--- Begin Extracted information ---

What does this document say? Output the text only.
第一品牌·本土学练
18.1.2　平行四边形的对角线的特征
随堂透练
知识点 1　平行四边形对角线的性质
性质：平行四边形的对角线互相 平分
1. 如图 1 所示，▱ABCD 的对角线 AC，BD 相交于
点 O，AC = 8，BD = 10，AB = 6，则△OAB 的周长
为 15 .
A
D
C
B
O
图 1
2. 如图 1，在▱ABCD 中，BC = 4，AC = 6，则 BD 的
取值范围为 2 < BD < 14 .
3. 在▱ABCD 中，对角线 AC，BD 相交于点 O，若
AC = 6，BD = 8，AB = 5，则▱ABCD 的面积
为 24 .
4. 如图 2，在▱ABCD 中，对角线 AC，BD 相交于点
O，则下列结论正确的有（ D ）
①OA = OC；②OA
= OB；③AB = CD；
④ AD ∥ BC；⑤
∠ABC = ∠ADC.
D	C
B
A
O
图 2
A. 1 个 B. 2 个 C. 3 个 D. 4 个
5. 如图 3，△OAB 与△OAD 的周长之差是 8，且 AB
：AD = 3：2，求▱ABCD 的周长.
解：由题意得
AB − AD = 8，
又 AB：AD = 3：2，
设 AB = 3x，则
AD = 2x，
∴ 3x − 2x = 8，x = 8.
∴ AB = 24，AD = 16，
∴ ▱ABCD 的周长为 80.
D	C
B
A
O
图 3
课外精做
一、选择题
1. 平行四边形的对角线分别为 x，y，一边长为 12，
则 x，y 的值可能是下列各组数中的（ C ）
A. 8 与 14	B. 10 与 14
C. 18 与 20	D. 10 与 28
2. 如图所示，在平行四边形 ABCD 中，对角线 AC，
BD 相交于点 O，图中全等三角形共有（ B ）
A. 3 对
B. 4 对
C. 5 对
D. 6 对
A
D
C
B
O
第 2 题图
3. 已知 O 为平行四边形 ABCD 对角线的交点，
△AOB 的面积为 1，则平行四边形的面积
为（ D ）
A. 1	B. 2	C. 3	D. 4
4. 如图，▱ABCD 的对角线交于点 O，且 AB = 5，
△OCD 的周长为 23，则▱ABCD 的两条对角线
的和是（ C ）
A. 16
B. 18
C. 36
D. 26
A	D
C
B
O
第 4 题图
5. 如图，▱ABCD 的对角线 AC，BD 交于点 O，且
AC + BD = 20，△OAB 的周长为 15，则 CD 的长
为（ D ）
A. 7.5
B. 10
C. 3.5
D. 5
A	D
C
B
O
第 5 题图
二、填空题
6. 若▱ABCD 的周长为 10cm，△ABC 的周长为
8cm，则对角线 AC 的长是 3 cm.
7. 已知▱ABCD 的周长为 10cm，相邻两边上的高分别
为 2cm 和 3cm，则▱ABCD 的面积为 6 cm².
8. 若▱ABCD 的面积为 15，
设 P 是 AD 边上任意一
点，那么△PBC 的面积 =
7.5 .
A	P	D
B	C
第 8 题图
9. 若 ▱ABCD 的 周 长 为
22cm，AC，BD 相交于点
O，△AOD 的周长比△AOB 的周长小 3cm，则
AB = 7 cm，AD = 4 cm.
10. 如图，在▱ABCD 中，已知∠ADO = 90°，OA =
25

--- End Extracted information ---

- [Problem to solve]:
Retype every record above exactly as it appears.

- [Full output]:
What does this document say? Output the text only.
第一品牌·本土学练
18.1.2　平行四边形的对角线的特征
随堂透练
知识点 1　平行四边形对角线的性质
性质：平行四边形的对角线互相 平分
1. 如图 1 所示，▱ABCD 的对角线 AC，BD 相交于
点 O，AC = 8，BD = 10，AB = 6，则△OAB 的周长
为 15 .
A
D
C
B
O
图 1
2. 如图 1，在▱ABCD 中，BC = 4，AC = 6，则 BD 的
取值范围为 2 < BD < 14 .
3. 在▱ABCD 中，对角线 AC，BD 相交于点 O，若
AC = 6，BD = 8，AB = 5，则▱ABCD 的面积
为 24 .
4. 如图 2，在▱ABCD 中，对角线 AC，BD 相交于点
O，则下列结论正确的有（ D ）
①OA = OC；②OA
= OB；③AB = CD；
④ AD ∥ BC；⑤
∠ABC = ∠ADC.
D	C
B
A
O
图 2
A. 1 个 B. 2 个 C. 3 个 D. 4 个
5. 如图 3，△OAB 与△OAD 的周长之差是 8，且 AB
：AD = 3：2，求▱ABCD 的周长.
解：由题意得
AB − AD = 8，
又 AB：AD = 3：2，
设 AB = 3x，则
AD = 2x，
∴ 3x − 2x = 8，x = 8.
∴ AB = 24，AD = 16，
∴ ▱ABCD 的周长为 80.
D	C
B
A
O
图 3
课外精做
一、选择题
1. 平行四边形的对角线分别为 x，y，一边长为 12，
则 x，y 的值可能是下列各组数中的（ C ）
A. 8 与 14	B. 10 与 14
C. 18 与 20	D. 10 与 28
2. 如图所示，在平行四边形 ABCD 中，对角线 AC，
BD 相交于点 O，图中全等三角形共有（ B ）
A. 3 对
B. 4 对
C. 5 对
D. 6 对
A
D
C
B
O
第 2 题图
3. 已知 O 为平行四边形 ABCD 对角线的交点，
△AOB 的面积为 1，则平行四边形的面积
为（ D ）
A. 1	B. 2	C. 3	D. 4
4. 如图，▱ABCD 的对角线交于点 O，且 AB = 5，
△OCD 的周长为 23，则▱ABCD 的两条对角线
的和是（ C ）
A. 16
B. 18
C. 36
D. 26
A	D
C
B
O
第 4 题图
5. 如图，▱ABCD 的对角线 AC，BD 交于点 O，且
AC + BD = 20，△OAB 的周长为 15，则 CD 的长
为（ D ）
A. 7.5
B. 10
C. 3.5
D. 5
A	D
C
B
O
第 5 题图
二、填空题
6. 若▱ABCD 的周长为 10cm，△ABC 的周长为
8cm，则对角线 AC 的长是 3 cm.
7. 已知▱ABCD 的周长为 10cm，相邻两边上的高分别
为 2cm 和 3cm，则▱ABCD 的面积为 6 cm².
8. 若▱ABCD 的面积为 15，
设 P 是 AD 边上任意一
点，那么△PBC 的面积 =
7.5 .
A	P	D
B	C
第 8 题图
9. 若 ▱ABCD 的 周 长 为
22cm，AC，BD 相交于点
O，△AOD 的周长比△AOB 的周长小 3cm，则
AB = 7 cm，AD = 4 cm.
10. 如图，在▱ABCD 中，已知∠ADO = 90°，OA =
25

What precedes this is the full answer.